Material for this exercise ::
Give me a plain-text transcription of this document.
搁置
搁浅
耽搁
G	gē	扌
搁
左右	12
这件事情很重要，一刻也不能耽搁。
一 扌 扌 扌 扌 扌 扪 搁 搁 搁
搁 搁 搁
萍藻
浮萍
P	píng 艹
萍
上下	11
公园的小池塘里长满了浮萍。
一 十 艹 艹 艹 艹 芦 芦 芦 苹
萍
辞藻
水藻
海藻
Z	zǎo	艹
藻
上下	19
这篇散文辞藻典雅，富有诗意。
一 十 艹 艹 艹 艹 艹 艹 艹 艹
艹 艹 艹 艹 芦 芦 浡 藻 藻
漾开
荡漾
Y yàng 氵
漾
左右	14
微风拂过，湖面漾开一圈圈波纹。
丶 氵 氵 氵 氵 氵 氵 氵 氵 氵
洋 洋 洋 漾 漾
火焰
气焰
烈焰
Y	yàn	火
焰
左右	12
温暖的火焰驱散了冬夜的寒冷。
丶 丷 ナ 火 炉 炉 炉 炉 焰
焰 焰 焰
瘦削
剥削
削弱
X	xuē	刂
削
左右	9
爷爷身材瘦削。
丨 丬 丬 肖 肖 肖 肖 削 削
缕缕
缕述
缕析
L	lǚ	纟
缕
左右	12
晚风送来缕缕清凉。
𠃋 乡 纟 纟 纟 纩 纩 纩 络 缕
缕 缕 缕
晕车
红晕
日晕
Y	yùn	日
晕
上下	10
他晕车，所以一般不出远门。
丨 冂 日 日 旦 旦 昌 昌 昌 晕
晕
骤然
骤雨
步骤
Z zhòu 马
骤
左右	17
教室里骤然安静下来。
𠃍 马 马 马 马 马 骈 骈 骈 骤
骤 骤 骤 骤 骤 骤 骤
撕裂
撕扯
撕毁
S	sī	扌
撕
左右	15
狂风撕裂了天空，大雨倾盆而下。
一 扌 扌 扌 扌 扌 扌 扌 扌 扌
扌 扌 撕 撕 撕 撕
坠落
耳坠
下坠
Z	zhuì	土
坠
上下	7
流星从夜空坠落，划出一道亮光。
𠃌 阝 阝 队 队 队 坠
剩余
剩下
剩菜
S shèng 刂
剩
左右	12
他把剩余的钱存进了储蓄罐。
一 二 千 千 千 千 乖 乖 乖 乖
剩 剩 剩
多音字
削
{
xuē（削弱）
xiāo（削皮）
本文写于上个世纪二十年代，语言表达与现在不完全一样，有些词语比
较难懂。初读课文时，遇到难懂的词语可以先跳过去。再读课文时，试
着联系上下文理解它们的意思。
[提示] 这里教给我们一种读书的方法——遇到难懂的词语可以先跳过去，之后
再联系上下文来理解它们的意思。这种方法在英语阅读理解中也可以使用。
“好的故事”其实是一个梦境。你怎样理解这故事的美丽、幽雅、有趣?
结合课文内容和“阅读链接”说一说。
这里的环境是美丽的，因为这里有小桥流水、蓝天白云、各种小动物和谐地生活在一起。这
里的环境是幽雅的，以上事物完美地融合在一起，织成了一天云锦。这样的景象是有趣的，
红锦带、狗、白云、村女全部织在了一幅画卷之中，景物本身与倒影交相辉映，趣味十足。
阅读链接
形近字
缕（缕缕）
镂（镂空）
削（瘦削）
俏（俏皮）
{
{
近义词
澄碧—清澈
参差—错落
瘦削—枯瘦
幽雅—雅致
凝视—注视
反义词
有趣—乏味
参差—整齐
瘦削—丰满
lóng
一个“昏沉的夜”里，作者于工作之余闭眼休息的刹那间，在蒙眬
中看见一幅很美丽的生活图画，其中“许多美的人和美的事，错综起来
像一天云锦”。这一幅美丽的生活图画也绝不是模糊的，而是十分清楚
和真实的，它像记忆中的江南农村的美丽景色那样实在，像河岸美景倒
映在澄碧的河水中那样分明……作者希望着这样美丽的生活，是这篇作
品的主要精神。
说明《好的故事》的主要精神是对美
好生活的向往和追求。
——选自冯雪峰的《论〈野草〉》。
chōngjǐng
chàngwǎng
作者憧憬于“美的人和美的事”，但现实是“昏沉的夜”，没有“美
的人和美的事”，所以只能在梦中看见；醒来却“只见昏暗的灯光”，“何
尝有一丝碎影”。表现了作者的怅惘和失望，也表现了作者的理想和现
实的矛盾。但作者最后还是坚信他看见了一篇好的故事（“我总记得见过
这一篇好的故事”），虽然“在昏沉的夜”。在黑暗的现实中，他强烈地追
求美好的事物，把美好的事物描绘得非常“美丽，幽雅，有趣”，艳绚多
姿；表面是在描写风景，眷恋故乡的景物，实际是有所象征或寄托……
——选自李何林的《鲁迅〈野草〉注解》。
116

Problem to solve :: Of the lines in the material, how many contain the word "遇到难懂的词语可以先跳过去"? Reply with the number and nothing else.

Task solution :: 2